— Task instructions —
Write out the whole listing exactly as it stands.

— Data for this exercise —

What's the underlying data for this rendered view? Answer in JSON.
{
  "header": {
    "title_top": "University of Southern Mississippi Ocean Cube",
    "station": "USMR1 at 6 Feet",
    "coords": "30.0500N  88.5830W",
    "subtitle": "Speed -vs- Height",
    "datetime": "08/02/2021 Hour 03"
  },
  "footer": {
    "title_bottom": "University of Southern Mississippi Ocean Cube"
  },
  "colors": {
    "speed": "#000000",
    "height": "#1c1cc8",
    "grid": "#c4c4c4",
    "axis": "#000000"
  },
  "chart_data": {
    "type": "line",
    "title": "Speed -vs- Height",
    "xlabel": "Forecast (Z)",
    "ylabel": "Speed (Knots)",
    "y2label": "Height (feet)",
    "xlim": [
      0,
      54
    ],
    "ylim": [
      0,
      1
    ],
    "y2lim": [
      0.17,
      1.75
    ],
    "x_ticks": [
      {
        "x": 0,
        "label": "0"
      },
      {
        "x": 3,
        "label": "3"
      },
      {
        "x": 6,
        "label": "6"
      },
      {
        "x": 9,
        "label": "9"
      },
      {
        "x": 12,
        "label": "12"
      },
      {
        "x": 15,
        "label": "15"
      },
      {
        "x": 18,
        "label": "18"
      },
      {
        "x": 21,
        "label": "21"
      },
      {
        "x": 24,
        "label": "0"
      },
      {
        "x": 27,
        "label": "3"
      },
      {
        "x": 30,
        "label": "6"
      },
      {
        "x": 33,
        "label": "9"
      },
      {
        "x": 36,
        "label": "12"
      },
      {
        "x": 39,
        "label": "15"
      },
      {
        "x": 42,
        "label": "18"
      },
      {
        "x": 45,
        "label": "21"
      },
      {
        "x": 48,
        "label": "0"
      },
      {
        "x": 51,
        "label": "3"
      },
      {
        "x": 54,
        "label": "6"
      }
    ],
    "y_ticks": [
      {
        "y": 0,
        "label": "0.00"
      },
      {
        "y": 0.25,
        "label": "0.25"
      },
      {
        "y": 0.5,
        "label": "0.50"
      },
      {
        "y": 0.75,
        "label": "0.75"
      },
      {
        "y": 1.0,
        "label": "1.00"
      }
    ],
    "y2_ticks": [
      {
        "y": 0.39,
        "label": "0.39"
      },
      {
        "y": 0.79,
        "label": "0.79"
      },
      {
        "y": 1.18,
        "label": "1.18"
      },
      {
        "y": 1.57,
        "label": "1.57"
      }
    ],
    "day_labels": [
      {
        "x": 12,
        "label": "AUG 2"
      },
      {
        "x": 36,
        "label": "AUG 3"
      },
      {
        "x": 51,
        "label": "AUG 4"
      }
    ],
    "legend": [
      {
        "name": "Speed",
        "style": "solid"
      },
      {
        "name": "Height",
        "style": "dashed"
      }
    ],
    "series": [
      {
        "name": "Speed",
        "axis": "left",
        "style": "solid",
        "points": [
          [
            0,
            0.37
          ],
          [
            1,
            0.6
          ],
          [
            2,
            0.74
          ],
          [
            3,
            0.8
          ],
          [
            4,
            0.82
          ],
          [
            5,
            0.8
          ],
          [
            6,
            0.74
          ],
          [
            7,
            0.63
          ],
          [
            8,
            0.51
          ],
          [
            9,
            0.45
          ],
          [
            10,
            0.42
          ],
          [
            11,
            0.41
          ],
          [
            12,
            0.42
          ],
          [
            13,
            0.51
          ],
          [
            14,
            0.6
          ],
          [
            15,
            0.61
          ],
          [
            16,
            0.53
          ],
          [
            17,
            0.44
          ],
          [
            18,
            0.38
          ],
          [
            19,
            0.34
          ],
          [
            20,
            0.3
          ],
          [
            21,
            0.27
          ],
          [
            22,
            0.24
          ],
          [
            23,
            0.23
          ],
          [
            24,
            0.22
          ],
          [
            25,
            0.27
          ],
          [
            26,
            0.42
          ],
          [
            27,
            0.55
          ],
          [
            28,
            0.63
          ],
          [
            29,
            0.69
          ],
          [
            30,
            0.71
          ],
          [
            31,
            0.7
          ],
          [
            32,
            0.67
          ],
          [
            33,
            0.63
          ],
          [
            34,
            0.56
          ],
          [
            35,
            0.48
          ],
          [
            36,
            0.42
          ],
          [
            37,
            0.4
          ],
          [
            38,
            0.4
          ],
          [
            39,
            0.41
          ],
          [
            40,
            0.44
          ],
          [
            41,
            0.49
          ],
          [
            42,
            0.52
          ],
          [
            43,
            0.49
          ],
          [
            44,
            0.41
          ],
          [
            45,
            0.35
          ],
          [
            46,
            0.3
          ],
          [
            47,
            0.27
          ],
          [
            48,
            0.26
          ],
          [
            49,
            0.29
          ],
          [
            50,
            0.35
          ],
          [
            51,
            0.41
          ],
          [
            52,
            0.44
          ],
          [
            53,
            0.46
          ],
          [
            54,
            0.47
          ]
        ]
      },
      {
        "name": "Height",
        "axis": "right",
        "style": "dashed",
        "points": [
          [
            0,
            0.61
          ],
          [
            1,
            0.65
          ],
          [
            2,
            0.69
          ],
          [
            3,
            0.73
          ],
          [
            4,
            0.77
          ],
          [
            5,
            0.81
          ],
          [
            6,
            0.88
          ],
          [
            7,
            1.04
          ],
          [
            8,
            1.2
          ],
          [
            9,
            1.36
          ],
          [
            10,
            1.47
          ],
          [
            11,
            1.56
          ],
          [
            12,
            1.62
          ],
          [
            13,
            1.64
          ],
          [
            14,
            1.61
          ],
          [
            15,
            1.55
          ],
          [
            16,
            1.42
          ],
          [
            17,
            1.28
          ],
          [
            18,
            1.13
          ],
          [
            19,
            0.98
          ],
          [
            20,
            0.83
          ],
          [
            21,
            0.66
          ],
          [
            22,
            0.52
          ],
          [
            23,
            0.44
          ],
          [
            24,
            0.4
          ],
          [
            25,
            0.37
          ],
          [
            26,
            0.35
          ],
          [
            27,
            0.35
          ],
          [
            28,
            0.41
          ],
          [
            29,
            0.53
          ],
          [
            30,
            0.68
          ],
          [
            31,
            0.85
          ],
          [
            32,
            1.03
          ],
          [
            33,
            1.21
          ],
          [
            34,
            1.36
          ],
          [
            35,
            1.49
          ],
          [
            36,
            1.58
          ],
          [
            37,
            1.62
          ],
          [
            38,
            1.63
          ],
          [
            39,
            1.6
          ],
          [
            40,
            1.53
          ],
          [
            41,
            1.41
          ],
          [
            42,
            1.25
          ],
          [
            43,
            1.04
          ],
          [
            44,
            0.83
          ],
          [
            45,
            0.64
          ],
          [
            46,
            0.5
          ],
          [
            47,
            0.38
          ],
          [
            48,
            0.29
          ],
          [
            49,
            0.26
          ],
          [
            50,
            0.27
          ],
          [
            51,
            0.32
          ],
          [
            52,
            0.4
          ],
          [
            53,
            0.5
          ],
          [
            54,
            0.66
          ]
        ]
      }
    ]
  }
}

— Written response —
What's the underlying data for this rendered view? Answer in JSON.
{
  "header": {
    "title_top": "University of Southern Mississippi Ocean Cube",
    "station": "USMR1 at 6 Feet",
    "coords": "30.0500N  88.5830W",
    "subtitle": "Speed -vs- Height",
    "datetime": "08/02/2021 Hour 03"
  },
  "footer": {
    "title_bottom": "University of Southern Mississippi Ocean Cube"
  },
  "colors": {
    "speed": "#000000",
    "height": "#1c1cc8",
    "grid": "#c4c4c4",
    "axis": "#000000"
  },
  "chart_data": {
    "type": "line",
    "title": "Speed -vs- Height",
    "xlabel": "Forecast (Z)",
    "ylabel": "Speed (Knots)",
    "y2label": "Height (feet)",
    "xlim": [
      0,
      54
    ],
    "ylim": [
      0,
      1
    ],
    "y2lim": [
      0.17,
      1.75
    ],
    "x_ticks": [
      {
        "x": 0,
        "label": "0"
      },
      {
        "x": 3,
        "label": "3"
      },
      {
        "x": 6,
        "label": "6"
      },
      {
        "x": 9,
        "label": "9"
      },
      {
        "x": 12,
        "label": "12"
      },
      {
        "x": 15,
        "label": "15"
      },
      {
        "x": 18,
        "label": "18"
      },
      {
        "x": 21,
        "label": "21"
      },
      {
        "x": 24,
        "label": "0"
      },
      {
        "x": 27,
        "label": "3"
      },
      {
        "x": 30,
        "label": "6"
      },
      {
        "x": 33,
        "label": "9"
      },
      {
        "x": 36,
        "label": "12"
      },
      {
        "x": 39,
        "label": "15"
      },
      {
        "x": 42,
        "label": "18"
      },
      {
        "x": 45,
        "label": "21"
      },
      {
        "x": 48,
        "label": "0"
      },
      {
        "x": 51,
        "label": "3"
      },
      {
        "x": 54,
        "label": "6"
      }
    ],
    "y_ticks": [
      {
        "y": 0,
        "label": "0.00"
      },
      {
        "y": 0.25,
        "label": "0.25"
      },
      {
        "y": 0.5,
        "label": "0.50"
      },
      {
        "y": 0.75,
        "label": "0.75"
      },
      {
        "y": 1.0,
        "label": "1.00"
      }
    ],
    "y2_ticks": [
      {
        "y": 0.39,
        "label": "0.39"
      },
      {
        "y": 0.79,
        "label": "0.79"
      },
      {
        "y": 1.18,
        "label": "1.18"
      },
      {
        "y": 1.57,
        "label": "1.57"
      }
    ],
    "day_labels": [
      {
        "x": 12,
        "label": "AUG 2"
      },
      {
        "x": 36,
        "label": "AUG 3"
      },
      {
        "x": 51,
        "label": "AUG 4"
      }
    ],
    "legend": [
      {
        "name": "Speed",
        "style": "solid"
      },
      {
        "name": "Height",
        "style": "dashed"
      }
    ],
    "series": [
      {
        "name": "Speed",
        "axis": "left",
        "style": "solid",
        "points": [
          [
            0,
            0.37
          ],
          [
            1,
            0.6
          ],
          [
            2,
            0.74
          ],
          [
            3,
            0.8
          ],
          [
            4,
            0.82
          ],
          [
            5,
            0.8
          ],
          [
            6,
            0.74
          ],
          [
            7,
            0.63
          ],
          [
            8,
            0.51
          ],
          [
            9,
            0.45
          ],
          [
            10,
            0.42
          ],
          [
            11,
            0.41
          ],
          [
            12,
            0.42
          ],
          [
            13,
            0.51
          ],
          [
            14,
            0.6
          ],
          [
            15,
            0.61
          ],
          [
            16,
            0.53
          ],
          [
            17,
            0.44
          ],
          [
            18,
            0.38
          ],
          [
            19,
            0.34
          ],
          [
            20,
            0.3
          ],
          [
            21,
            0.27
          ],
          [
            22,
            0.24
          ],
          [
            23,
            0.23
          ],
          [
            24,
            0.22
          ],
          [
            25,
            0.27
          ],
          [
            26,
            0.42
          ],
          [
            27,
            0.55
          ],
          [
            28,
            0.63
          ],
          [
            29,
            0.69
          ],
          [
            30,
            0.71
          ],
          [
            31,
            0.7
          ],
          [
            32,
            0.67
          ],
          [
            33,
            0.63
          ],
          [
            34,
            0.56
          ],
          [
            35,
            0.48
          ],
          [
            36,
            0.42
          ],
          [
            37,
            0.4
          ],
          [
            38,
            0.4
          ],
          [
            39,
            0.41
          ],
          [
            40,
            0.44
          ],
          [
            41,
            0.49
          ],
          [
            42,
            0.52
          ],
          [
            43,
            0.49
          ],
          [
            44,
            0.41
          ],
          [
            45,
            0.35
          ],
          [
            46,
            0.3
          ],
          [
            47,
            0.27
          ],
          [
            48,
            0.26
          ],
          [
            49,
            0.29
          ],
          [
            50,
            0.35
          ],
          [
            51,
            0.41
          ],
          [
            52,
            0.44
          ],
          [
            53,
            0.46
          ],
          [
            54,
            0.47
          ]
        ]
      },
      {
        "name": "Height",
        "axis": "right",
        "style": "dashed",
        "points": [
          [
            0,
            0.61
          ],
          [
            1,
            0.65
          ],
          [
            2,
            0.69
          ],
          [
            3,
            0.73
          ],
          [
            4,
            0.77
          ],
          [
            5,
            0.81
          ],
          [
            6,
            0.88
          ],
          [
            7,
            1.04
          ],
          [
            8,
            1.2
          ],
          [
            9,
            1.36
          ],
          [
            10,
            1.47
          ],
          [
            11,
            1.56
          ],
          [
            12,
            1.62
          ],
          [
            13,
            1.64
          ],
          [
            14,
            1.61
          ],
          [
            15,
            1.55
          ],
          [
            16,
            1.42
          ],
          [
            17,
            1.28
          ],
          [
            18,
            1.13
          ],
          [
            19,
            0.98
          ],
          [
            20,
            0.83
          ],
          [
            21,
            0.66
          ],
          [
            22,
            0.52
          ],
          [
            23,
            0.44
          ],
          [
            24,
            0.4
          ],
          [
            25,
            0.37
          ],
          [
            26,
            0.35
          ],
          [
            27,
            0.35
          ],
          [
            28,
            0.41
          ],
          [
            29,
            0.53
          ],
          [
            30,
            0.68
          ],
          [
            31,
            0.85
          ],
          [
            32,
            1.03
          ],
          [
            33,
            1.21
          ],
          [
            34,
            1.36
          ],
          [
            35,
            1.49
          ],
          [
            36,
            1.58
          ],
          [
            37,
            1.62
          ],
          [
            38,
            1.63
          ],
          [
            39,
            1.6
          ],
          [
            40,
            1.53
          ],
          [
            41,
            1.41
          ],
          [
            42,
            1.25
          ],
          [
            43,
            1.04
          ],
          [
            44,
            0.83
          ],
          [
            45,
            0.64
          ],
          [
            46,
            0.5
          ],
          [
            47,
            0.38
          ],
          [
            48,
            0.29
          ],
          [
            49,
            0.26
          ],
          [
            50,
            0.27
          ],
          [
            51,
            0.32
          ],
          [
            52,
            0.4
          ],
          [
            53,
            0.5
          ],
          [
            54,
            0.66
          ]
        ]
      }
    ]
  }
}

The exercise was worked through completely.